**WHAT THE EXERCISE ASKS**: All of the data below must be repeated exactly.
Begin SUPPLIED INFORMATION
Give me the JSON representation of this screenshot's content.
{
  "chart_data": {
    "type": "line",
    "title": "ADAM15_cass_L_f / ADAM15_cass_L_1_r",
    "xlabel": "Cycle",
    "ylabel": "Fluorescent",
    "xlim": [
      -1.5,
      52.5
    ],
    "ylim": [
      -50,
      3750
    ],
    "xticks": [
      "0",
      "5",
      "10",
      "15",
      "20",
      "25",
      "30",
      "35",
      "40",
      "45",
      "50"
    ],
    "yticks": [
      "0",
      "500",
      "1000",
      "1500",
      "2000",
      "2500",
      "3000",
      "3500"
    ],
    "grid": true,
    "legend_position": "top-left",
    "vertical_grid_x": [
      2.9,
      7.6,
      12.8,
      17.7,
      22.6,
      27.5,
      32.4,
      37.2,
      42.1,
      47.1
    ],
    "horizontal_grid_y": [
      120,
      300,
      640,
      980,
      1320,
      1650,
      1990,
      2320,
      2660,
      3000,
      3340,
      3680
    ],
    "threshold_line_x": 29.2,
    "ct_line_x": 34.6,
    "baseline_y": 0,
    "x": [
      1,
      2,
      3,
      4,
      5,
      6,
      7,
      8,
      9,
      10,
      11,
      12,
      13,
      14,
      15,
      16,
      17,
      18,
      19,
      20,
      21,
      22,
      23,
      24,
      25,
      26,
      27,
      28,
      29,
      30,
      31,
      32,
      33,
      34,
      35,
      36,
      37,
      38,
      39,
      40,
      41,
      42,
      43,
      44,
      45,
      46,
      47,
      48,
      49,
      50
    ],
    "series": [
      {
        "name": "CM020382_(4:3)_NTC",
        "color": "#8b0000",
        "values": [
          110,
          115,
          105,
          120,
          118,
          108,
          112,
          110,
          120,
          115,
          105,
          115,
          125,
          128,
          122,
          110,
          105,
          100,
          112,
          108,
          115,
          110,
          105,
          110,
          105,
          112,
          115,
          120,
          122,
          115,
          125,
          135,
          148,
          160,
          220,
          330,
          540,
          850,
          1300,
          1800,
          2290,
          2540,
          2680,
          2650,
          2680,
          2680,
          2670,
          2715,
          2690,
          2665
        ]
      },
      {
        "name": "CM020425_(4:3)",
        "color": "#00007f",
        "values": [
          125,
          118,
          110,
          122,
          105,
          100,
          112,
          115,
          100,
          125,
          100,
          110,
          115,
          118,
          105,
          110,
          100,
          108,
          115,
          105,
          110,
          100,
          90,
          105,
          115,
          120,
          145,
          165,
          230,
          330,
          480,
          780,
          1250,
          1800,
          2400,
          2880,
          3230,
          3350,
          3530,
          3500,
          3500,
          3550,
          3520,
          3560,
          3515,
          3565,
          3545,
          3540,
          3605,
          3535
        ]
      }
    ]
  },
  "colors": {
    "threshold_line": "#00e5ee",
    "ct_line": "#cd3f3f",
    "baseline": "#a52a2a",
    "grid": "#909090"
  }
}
End SUPPLIED INFORMATION
**EXERCISE RESPONSE**:
Give me the JSON representation of this screenshot's content.
{
  "chart_data": {
    "type": "line",
    "title": "ADAM15_cass_L_f / ADAM15_cass_L_1_r",
    "xlabel": "Cycle",
    "ylabel": "Fluorescent",
    "xlim": [
      -1.5,
      52.5
    ],
    "ylim": [
      -50,
      3750
    ],
    "xticks": [
      "0",
      "5",
      "10",
      "15",
      "20",
      "25",
      "30",
      "35",
      "40",
      "45",
      "50"
    ],
    "yticks": [
      "0",
      "500",
      "1000",
      "1500",
      "2000",
      "2500",
      "3000",
      "3500"
    ],
    "grid": true,
    "legend_position": "top-left",
    "vertical_grid_x": [
      2.9,
      7.6,
      12.8,
      17.7,
      22.6,
      27.5,
      32.4,
      37.2,
      42.1,
      47.1
    ],
    "horizontal_grid_y": [
      120,
      300,
      640,
      980,
      1320,
      1650,
      1990,
      2320,
      2660,
      3000,
      3340,
      3680
    ],
    "threshold_line_x": 29.2,
    "ct_line_x": 34.6,
    "baseline_y": 0,
    "x": [
      1,
      2,
      3,
      4,
      5,
      6,
      7,
      8,
      9,
      10,
      11,
      12,
      13,
      14,
      15,
      16,
      17,
      18,
      19,
      20,
      21,
      22,
      23,
      24,
      25,
      26,
      27,
      28,
      29,
      30,
      31,
      32,
      33,
      34,
      35,
      36,
      37,
      38,
      39,
      40,
      41,
      42,
      43,
      44,
      45,
      46,
      47,
      48,
      49,
      50
    ],
    "series": [
      {
        "name": "CM020382_(4:3)_NTC",
        "color": "#8b0000",
        "values": [
          110,
          115,
          105,
          120,
          118,
          108,
          112,
          110,
          120,
          115,
          105,
          115,
          125,
          128,
          122,
          110,
          105,
          100,
          112,
          108,
          115,
          110,
          105,
          110,
          105,
          112,
          115,
          120,
          122,
          115,
          125,
          135,
          148,
          160,
          220,
          330,
          540,
          850,
          1300,
          1800,
          2290,
          2540,
          2680,
          2650,
          2680,
          2680,
          2670,
          2715,
          2690,
          2665
        ]
      },
      {
        "name": "CM020425_(4:3)",
        "color": "#00007f",
        "values": [
          125,
          118,
          110,
          122,
          105,
          100,
          112,
          115,
          100,
          125,
          100,
          110,
          115,
          118,
          105,
          110,
          100,
          108,
          115,
          105,
          110,
          100,
          90,
          105,
          115,
          120,
          145,
          165,
          230,
          330,
          480,
          780,
          1250,
          1800,
          2400,
          2880,
          3230,
          3350,
          3530,
          3500,
          3500,
          3550,
          3520,
          3560,
          3515,
          3565,
          3545,
          3540,
          3605,
          3535
        ]
      }
    ]
  },
  "colors": {
    "threshold_line": "#00e5ee",
    "ct_line": "#cd3f3f",
    "baseline": "#a52a2a",
    "grid": "#909090"
  }
}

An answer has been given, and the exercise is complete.